Transcribe the material exactly. Images do not belong in the copy.

** Start of Data shown **

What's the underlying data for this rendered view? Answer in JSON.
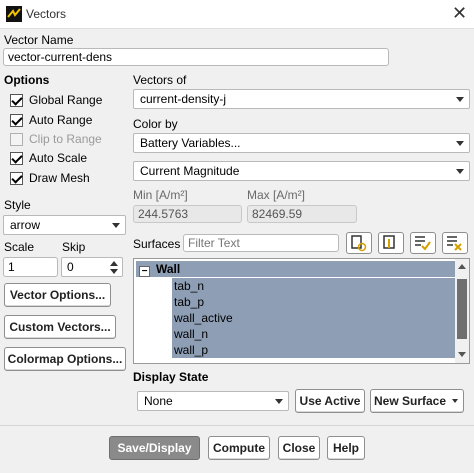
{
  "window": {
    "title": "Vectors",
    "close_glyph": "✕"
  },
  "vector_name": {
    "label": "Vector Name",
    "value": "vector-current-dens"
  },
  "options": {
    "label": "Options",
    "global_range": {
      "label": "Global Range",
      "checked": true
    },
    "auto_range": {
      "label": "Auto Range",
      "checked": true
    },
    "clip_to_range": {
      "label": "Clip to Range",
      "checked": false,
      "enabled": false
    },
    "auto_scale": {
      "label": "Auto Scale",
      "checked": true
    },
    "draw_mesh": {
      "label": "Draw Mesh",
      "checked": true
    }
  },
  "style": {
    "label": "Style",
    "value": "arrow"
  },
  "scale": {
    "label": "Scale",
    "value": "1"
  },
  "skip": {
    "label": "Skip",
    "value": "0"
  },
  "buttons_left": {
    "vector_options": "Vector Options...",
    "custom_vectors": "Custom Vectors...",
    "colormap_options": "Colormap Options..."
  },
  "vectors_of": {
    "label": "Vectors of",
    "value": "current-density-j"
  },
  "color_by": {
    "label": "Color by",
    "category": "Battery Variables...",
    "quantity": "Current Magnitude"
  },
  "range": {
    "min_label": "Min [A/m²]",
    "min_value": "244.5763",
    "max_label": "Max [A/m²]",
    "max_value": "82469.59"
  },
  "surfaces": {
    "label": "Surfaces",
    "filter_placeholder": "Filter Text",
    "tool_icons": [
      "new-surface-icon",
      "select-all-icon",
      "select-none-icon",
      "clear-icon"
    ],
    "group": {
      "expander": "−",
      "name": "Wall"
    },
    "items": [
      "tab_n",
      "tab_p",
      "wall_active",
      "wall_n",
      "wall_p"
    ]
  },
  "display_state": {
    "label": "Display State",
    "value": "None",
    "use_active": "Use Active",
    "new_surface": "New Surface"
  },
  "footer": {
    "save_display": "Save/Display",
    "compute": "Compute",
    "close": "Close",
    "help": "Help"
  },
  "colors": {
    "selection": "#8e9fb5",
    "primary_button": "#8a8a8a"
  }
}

** End of Data shown **

#### Output below:
What's the underlying data for this rendered view? Answer in JSON.
{
  "window": {
    "title": "Vectors",
    "close_glyph": "✕"
  },
  "vector_name": {
    "label": "Vector Name",
    "value": "vector-current-dens"
  },
  "options": {
    "label": "Options",
    "global_range": {
      "label": "Global Range",
      "checked": true
    },
    "auto_range": {
      "label": "Auto Range",
      "checked": true
    },
    "clip_to_range": {
      "label": "Clip to Range",
      "checked": false,
      "enabled": false
    },
    "auto_scale": {
      "label": "Auto Scale",
      "checked": true
    },
    "draw_mesh": {
      "label": "Draw Mesh",
      "checked": true
    }
  },
  "style": {
    "label": "Style",
    "value": "arrow"
  },
  "scale": {
    "label": "Scale",
    "value": "1"
  },
  "skip": {
    "label": "Skip",
    "value": "0"
  },
  "buttons_left": {
    "vector_options": "Vector Options...",
    "custom_vectors": "Custom Vectors...",
    "colormap_options": "Colormap Options..."
  },
  "vectors_of": {
    "label": "Vectors of",
    "value": "current-density-j"
  },
  "color_by": {
    "label": "Color by",
    "category": "Battery Variables...",
    "quantity": "Current Magnitude"
  },
  "range": {
    "min_label": "Min [A/m²]",
    "min_value": "244.5763",
    "max_label": "Max [A/m²]",
    "max_value": "82469.59"
  },
  "surfaces": {
    "label": "Surfaces",
    "filter_placeholder": "Filter Text",
    "tool_icons": [
      "new-surface-icon",
      "select-all-icon",
      "select-none-icon",
      "clear-icon"
    ],
    "group": {
      "expander": "−",
      "name": "Wall"
    },
    "items": [
      "tab_n",
      "tab_p",
      "wall_active",
      "wall_n",
      "wall_p"
    ]
  },
  "display_state": {
    "label": "Display State",
    "value": "None",
    "use_active": "Use Active",
    "new_surface": "New Surface"
  },
  "footer": {
    "save_display": "Save/Display",
    "compute": "Compute",
    "close": "Close",
    "help": "Help"
  },
  "colors": {
    "selection": "#8e9fb5",
    "primary_button": "#8a8a8a"
  }
}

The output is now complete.